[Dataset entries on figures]

*-*-*

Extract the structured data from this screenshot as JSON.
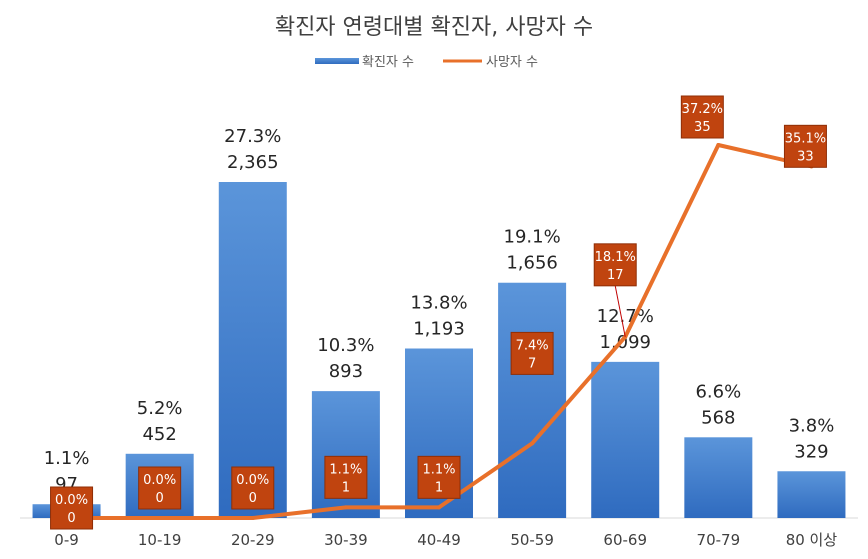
{
  "chart_data": {
    "type": "bar",
    "title": "확진자 연령대별 확진자, 사망자 수",
    "categories": [
      "0-9",
      "10-19",
      "20-29",
      "30-39",
      "40-49",
      "50-59",
      "60-69",
      "70-79",
      "80 이상"
    ],
    "series": [
      {
        "name": "확진자 수",
        "chart": "bar",
        "values": [
          97,
          452,
          2365,
          893,
          1193,
          1656,
          1099,
          568,
          329
        ],
        "value_labels": [
          "97",
          "452",
          "2,365",
          "893",
          "1,193",
          "1,656",
          "1,099",
          "568",
          "329"
        ],
        "percent_labels": [
          "1.1%",
          "5.2%",
          "27.3%",
          "10.3%",
          "13.8%",
          "19.1%",
          "12.7%",
          "6.6%",
          "3.8%"
        ]
      },
      {
        "name": "사망자 수",
        "chart": "line",
        "values": [
          0,
          0,
          0,
          1,
          1,
          7,
          17,
          35,
          33
        ],
        "value_labels": [
          "0",
          "0",
          "0",
          "1",
          "1",
          "7",
          "17",
          "35",
          "33"
        ],
        "percent_labels": [
          "0.0%",
          "0.0%",
          "0.0%",
          "1.1%",
          "1.1%",
          "7.4%",
          "18.1%",
          "37.2%",
          "35.1%"
        ]
      }
    ],
    "legend_position": "top",
    "bar_ylim": [
      0,
      2800
    ],
    "line_ylim": [
      0,
      39
    ],
    "grid": false,
    "colors": {
      "bar": "#4a86d0",
      "bar_dark": "#2f6bbf",
      "line": "#e8702a",
      "label_box": "#c0440f",
      "label_box_border": "#8f2e06"
    }
  }
}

*-*-*

• **GOAL**: Copy the data word for word. Pictures do not go in the copy.

• **EXERCISE RESPONSE**:
Extract the structured data from this screenshot as JSON.
{
  "chart_data": {
    "type": "bar",
    "title": "확진자 연령대별 확진자, 사망자 수",
    "categories": [
      "0-9",
      "10-19",
      "20-29",
      "30-39",
      "40-49",
      "50-59",
      "60-69",
      "70-79",
      "80 이상"
    ],
    "series": [
      {
        "name": "확진자 수",
        "chart": "bar",
        "values": [
          97,
          452,
          2365,
          893,
          1193,
          1656,
          1099,
          568,
          329
        ],
        "value_labels": [
          "97",
          "452",
          "2,365",
          "893",
          "1,193",
          "1,656",
          "1,099",
          "568",
          "329"
        ],
        "percent_labels": [
          "1.1%",
          "5.2%",
          "27.3%",
          "10.3%",
          "13.8%",
          "19.1%",
          "12.7%",
          "6.6%",
          "3.8%"
        ]
      },
      {
        "name": "사망자 수",
        "chart": "line",
        "values": [
          0,
          0,
          0,
          1,
          1,
          7,
          17,
          35,
          33
        ],
        "value_labels": [
          "0",
          "0",
          "0",
          "1",
          "1",
          "7",
          "17",
          "35",
          "33"
        ],
        "percent_labels": [
          "0.0%",
          "0.0%",
          "0.0%",
          "1.1%",
          "1.1%",
          "7.4%",
          "18.1%",
          "37.2%",
          "35.1%"
        ]
      }
    ],
    "legend_position": "top",
    "bar_ylim": [
      0,
      2800
    ],
    "line_ylim": [
      0,
      39
    ],
    "grid": false,
    "colors": {
      "bar": "#4a86d0",
      "bar_dark": "#2f6bbf",
      "line": "#e8702a",
      "label_box": "#c0440f",
      "label_box_border": "#8f2e06"
    }
  }
}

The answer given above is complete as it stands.